Data for this task:
■ ■ ■

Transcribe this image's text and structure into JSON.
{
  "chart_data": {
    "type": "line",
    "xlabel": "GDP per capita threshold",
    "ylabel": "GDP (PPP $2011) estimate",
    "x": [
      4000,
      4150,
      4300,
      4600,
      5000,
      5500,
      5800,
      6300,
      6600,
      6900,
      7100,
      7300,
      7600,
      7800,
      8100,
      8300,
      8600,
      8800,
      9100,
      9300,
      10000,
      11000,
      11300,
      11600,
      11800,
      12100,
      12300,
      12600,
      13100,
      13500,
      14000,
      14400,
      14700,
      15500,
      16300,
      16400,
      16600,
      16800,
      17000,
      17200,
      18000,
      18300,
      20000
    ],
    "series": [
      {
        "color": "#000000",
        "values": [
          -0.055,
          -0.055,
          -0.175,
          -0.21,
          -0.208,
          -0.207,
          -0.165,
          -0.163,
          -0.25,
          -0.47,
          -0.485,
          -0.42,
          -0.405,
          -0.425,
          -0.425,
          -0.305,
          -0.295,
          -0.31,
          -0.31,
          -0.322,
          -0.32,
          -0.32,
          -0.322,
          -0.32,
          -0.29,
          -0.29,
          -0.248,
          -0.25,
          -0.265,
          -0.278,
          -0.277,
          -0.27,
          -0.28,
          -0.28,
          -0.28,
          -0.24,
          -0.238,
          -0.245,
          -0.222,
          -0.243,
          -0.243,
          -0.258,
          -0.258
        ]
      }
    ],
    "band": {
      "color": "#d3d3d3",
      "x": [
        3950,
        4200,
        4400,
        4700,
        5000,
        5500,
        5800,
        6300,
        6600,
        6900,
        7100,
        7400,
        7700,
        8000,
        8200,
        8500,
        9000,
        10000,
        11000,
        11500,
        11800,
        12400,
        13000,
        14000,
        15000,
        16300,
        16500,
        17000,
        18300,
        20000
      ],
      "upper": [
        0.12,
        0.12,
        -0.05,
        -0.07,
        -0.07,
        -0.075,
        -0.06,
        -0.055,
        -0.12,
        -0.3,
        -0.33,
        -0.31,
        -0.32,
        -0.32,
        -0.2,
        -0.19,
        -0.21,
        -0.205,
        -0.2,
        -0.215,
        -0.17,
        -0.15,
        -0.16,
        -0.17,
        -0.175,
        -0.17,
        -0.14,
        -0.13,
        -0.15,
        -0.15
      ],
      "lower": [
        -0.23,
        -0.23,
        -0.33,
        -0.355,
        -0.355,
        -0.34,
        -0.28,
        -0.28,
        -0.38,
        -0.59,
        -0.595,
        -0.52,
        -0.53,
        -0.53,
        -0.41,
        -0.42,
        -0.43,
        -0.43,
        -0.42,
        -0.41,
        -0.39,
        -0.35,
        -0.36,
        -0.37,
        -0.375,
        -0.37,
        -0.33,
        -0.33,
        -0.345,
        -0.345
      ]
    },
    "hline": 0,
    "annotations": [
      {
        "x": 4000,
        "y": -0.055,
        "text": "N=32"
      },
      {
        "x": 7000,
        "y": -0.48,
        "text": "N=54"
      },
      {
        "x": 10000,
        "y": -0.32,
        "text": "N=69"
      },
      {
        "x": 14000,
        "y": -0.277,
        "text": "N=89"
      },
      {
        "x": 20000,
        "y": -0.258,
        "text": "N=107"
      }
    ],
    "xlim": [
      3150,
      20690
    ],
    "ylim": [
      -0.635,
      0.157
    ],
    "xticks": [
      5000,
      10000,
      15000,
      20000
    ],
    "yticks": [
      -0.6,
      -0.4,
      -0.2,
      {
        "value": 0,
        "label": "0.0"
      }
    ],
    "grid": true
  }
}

■ ■ ■

Objective: Reproduce all of the material above word for word.

Solution:
Transcribe this image's text and structure into JSON.
{
  "chart_data": {
    "type": "line",
    "xlabel": "GDP per capita threshold",
    "ylabel": "GDP (PPP $2011) estimate",
    "x": [
      4000,
      4150,
      4300,
      4600,
      5000,
      5500,
      5800,
      6300,
      6600,
      6900,
      7100,
      7300,
      7600,
      7800,
      8100,
      8300,
      8600,
      8800,
      9100,
      9300,
      10000,
      11000,
      11300,
      11600,
      11800,
      12100,
      12300,
      12600,
      13100,
      13500,
      14000,
      14400,
      14700,
      15500,
      16300,
      16400,
      16600,
      16800,
      17000,
      17200,
      18000,
      18300,
      20000
    ],
    "series": [
      {
        "color": "#000000",
        "values": [
          -0.055,
          -0.055,
          -0.175,
          -0.21,
          -0.208,
          -0.207,
          -0.165,
          -0.163,
          -0.25,
          -0.47,
          -0.485,
          -0.42,
          -0.405,
          -0.425,
          -0.425,
          -0.305,
          -0.295,
          -0.31,
          -0.31,
          -0.322,
          -0.32,
          -0.32,
          -0.322,
          -0.32,
          -0.29,
          -0.29,
          -0.248,
          -0.25,
          -0.265,
          -0.278,
          -0.277,
          -0.27,
          -0.28,
          -0.28,
          -0.28,
          -0.24,
          -0.238,
          -0.245,
          -0.222,
          -0.243,
          -0.243,
          -0.258,
          -0.258
        ]
      }
    ],
    "band": {
      "color": "#d3d3d3",
      "x": [
        3950,
        4200,
        4400,
        4700,
        5000,
        5500,
        5800,
        6300,
        6600,
        6900,
        7100,
        7400,
        7700,
        8000,
        8200,
        8500,
        9000,
        10000,
        11000,
        11500,
        11800,
        12400,
        13000,
        14000,
        15000,
        16300,
        16500,
        17000,
        18300,
        20000
      ],
      "upper": [
        0.12,
        0.12,
        -0.05,
        -0.07,
        -0.07,
        -0.075,
        -0.06,
        -0.055,
        -0.12,
        -0.3,
        -0.33,
        -0.31,
        -0.32,
        -0.32,
        -0.2,
        -0.19,
        -0.21,
        -0.205,
        -0.2,
        -0.215,
        -0.17,
        -0.15,
        -0.16,
        -0.17,
        -0.175,
        -0.17,
        -0.14,
        -0.13,
        -0.15,
        -0.15
      ],
      "lower": [
        -0.23,
        -0.23,
        -0.33,
        -0.355,
        -0.355,
        -0.34,
        -0.28,
        -0.28,
        -0.38,
        -0.59,
        -0.595,
        -0.52,
        -0.53,
        -0.53,
        -0.41,
        -0.42,
        -0.43,
        -0.43,
        -0.42,
        -0.41,
        -0.39,
        -0.35,
        -0.36,
        -0.37,
        -0.375,
        -0.37,
        -0.33,
        -0.33,
        -0.345,
        -0.345
      ]
    },
    "hline": 0,
    "annotations": [
      {
        "x": 4000,
        "y": -0.055,
        "text": "N=32"
      },
      {
        "x": 7000,
        "y": -0.48,
        "text": "N=54"
      },
      {
        "x": 10000,
        "y": -0.32,
        "text": "N=69"
      },
      {
        "x": 14000,
        "y": -0.277,
        "text": "N=89"
      },
      {
        "x": 20000,
        "y": -0.258,
        "text": "N=107"
      }
    ],
    "xlim": [
      3150,
      20690
    ],
    "ylim": [
      -0.635,
      0.157
    ],
    "xticks": [
      5000,
      10000,
      15000,
      20000
    ],
    "yticks": [
      -0.6,
      -0.4,
      -0.2,
      {
        "value": 0,
        "label": "0.0"
      }
    ],
    "grid": true
  }
}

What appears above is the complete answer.